If you actually have and enforce per-user or per-group quotas, well,
you can wind up with users or groups that are hitting quota limits
for no readily apparent reason.
(Needing to add things to the ZFS delete queue has apparently caused problems on full filesystems at least in the past, per this interesting opensolaris discussion from 2006.)
Sidebar: A full example of finding how large a ZFS delete queue is
To dump the ZFS delete queue for a filesystem, first you need to know what its object number is; this is usually either 2 (for sufficiently old filesystems) or 3 (for newer ones), but the sure way to find out is to look at the ZFS master node for the filesystem (which is always object 1). So to start with, we'll dump the ZFS master node to find out the object number of the delete queue.
# zdb -dddd fs3-corestaff-01/h/281 1 Dataset [....] Object lvl iblk dblk dsize lsize %full type 1 1 16K 1K 8K 1K 100.00 ZFS master node [...] microzap: 512 bytes, 3 entries DELETE_QUEUE = 2 [...]
The object number of this filesystem's delete queue is 2 (it's an old filesystem, having been originally created on Solaris 10). So we can dump the ZFS delete queue:
# zdb -dddd fs3-corestaff-01/h/281 2 Dataset [...] Object lvl iblk dblk dsize lsize %full type 2 2 16K 16K 144K 272K 100.00 ZFS delete queue dnode flags: USED_BYTES USERUSED_ACCOUNTED dnode maxblkid: 16 Fat ZAP stats: [...] ZAP entries: 5 [...] 3977ca = 3766218 3977da = 3766234 397a8b = 3766923 397a87 = 3766919 397840 = 3766336
(The final list here is the ZAP entries themselves, going from some magic key (on the left) to the ZFS object numbers on the right. If we wanted to, we could use these object numbers to inspect (or even read out) the actual things that are pending deletion. This is probably most useful to find out how large they are and thus how much space they should be consuming.)
There are two different forms of ZAPs and zdb
reports how many
entries they have somewhat differently. In the master node we saw
a 'microzap', used when the ZAP is and always has been small. Here
we see a 'Fat ZAP', which is what a small ZAP turns into if at some
point it grows big enough. Once the ZFS delete queue becomes a fat
ZAP it stays that way even if it later only has a few entries, as
we see here.
In this case the ZFS delete queue for this filesystem holds only five entries, which is not particularly excessive or alarming. Our problem filesystem had over ten thousand entries by the time we resolved the issue.
PS: You can pretty much ignore the summary line with its pretty sizes;
as we see here, they have very little to do with how many delete queue
entries you have right now. A growing ZFS delete queue size may be
a problem indicator,
but here the only important thing in the summary is the type
field,
which confirms that we have the right sort of objects both for the ZFS
master node and the ZFS delete queue.

WRITTEN EXERCISE 1: Output, word for word, the part of the ZFS delete queue passage between "(Needing to add" and "the delete queue.", inclusive.
The passage and the rows are unrelated material.

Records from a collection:
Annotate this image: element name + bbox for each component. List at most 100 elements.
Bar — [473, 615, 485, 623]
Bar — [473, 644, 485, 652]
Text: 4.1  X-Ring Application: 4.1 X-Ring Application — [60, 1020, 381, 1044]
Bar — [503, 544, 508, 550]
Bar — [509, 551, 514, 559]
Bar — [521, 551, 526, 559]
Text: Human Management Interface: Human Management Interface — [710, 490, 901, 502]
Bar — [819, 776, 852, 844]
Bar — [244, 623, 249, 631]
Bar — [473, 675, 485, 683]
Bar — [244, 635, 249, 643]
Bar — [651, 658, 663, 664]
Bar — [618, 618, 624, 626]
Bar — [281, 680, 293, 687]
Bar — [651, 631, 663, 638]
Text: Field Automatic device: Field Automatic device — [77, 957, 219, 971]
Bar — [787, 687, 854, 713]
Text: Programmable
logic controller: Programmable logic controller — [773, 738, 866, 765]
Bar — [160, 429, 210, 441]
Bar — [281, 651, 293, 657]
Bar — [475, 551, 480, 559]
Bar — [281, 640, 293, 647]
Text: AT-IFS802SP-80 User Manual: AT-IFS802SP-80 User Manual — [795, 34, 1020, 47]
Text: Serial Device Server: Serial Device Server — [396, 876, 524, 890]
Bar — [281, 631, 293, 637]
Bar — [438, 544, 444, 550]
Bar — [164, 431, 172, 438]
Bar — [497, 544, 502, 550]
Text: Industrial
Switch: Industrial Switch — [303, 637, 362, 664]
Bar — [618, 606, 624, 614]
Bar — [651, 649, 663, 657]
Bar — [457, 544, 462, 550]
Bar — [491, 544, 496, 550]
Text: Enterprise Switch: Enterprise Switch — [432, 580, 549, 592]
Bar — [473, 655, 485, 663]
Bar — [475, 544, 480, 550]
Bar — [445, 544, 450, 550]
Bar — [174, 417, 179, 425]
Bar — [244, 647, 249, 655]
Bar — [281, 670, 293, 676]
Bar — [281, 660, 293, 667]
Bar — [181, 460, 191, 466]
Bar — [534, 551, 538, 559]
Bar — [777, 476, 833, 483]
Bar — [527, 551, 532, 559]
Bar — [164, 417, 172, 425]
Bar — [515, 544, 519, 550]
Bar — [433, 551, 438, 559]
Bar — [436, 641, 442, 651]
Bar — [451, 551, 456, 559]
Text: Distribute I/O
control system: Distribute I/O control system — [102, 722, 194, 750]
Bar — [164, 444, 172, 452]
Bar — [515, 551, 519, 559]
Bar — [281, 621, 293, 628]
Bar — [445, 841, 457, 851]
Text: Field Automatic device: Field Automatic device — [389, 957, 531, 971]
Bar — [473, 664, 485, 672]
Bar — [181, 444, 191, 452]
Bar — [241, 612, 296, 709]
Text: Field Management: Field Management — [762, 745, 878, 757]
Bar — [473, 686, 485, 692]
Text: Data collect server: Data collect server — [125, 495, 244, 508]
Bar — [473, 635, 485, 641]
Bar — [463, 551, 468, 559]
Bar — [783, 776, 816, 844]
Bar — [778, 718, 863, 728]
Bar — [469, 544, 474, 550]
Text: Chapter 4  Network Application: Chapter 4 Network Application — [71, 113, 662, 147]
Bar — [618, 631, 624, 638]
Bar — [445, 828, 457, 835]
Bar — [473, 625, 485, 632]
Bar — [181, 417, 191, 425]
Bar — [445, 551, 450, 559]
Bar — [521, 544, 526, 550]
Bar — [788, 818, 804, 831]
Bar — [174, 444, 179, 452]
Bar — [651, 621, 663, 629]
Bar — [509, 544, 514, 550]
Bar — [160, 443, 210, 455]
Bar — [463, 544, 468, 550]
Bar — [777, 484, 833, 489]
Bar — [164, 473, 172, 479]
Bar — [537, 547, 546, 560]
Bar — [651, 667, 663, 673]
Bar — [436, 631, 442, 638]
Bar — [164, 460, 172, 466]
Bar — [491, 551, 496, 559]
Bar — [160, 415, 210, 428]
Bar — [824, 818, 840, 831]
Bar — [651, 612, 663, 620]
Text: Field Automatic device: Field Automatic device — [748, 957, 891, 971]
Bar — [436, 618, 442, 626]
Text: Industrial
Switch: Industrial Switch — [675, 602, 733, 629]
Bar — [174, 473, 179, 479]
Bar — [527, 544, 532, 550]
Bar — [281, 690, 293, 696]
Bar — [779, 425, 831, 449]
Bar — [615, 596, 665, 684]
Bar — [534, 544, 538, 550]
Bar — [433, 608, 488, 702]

WRITTEN EXERCISE 2: Return the rows of the collection exactly, from the first row through the line that contains "Text: Serial Device", inclusive.

CORRECT OUTPUT 1:
(Needing to add things to the ZFS delete queue has apparently caused problems on full filesystems at least in the past, per this interesting opensolaris discussion from 2006.)
Sidebar: A full example of finding how large a ZFS delete queue is
To dump the ZFS delete queue for a filesystem, first you need to know what its object number is; this is usually either 2 (for sufficiently old filesystems) or 3 (for newer ones), but the sure way to find out is to look at the ZFS master node for the filesystem (which is always object 1). So to start with, we'll dump the ZFS master node to find out the object number of the delete queue.

CORRECT OUTPUT 2:
Annotate this image: element name + bbox for each component. List at most 100 elements.
Bar — [473, 615, 485, 623]
Bar — [473, 644, 485, 652]
Text: 4.1  X-Ring Application: 4.1 X-Ring Application — [60, 1020, 381, 1044]
Bar — [503, 544, 508, 550]
Bar — [509, 551, 514, 559]
Bar — [521, 551, 526, 559]
Text: Human Management Interface: Human Management Interface — [710, 490, 901, 502]
Bar — [819, 776, 852, 844]
Bar — [244, 623, 249, 631]
Bar — [473, 675, 485, 683]
Bar — [244, 635, 249, 643]
Bar — [651, 658, 663, 664]
Bar — [618, 618, 624, 626]
Bar — [281, 680, 293, 687]
Bar — [651, 631, 663, 638]
Text: Field Automatic device: Field Automatic device — [77, 957, 219, 971]
Bar — [787, 687, 854, 713]
Text: Programmable
logic controller: Programmable logic controller — [773, 738, 866, 765]
Bar — [160, 429, 210, 441]
Bar — [281, 651, 293, 657]
Bar — [475, 551, 480, 559]
Bar — [281, 640, 293, 647]
Text: AT-IFS802SP-80 User Manual: AT-IFS802SP-80 User Manual — [795, 34, 1020, 47]
Text: Serial Device Server: Serial Device Server — [396, 876, 524, 890]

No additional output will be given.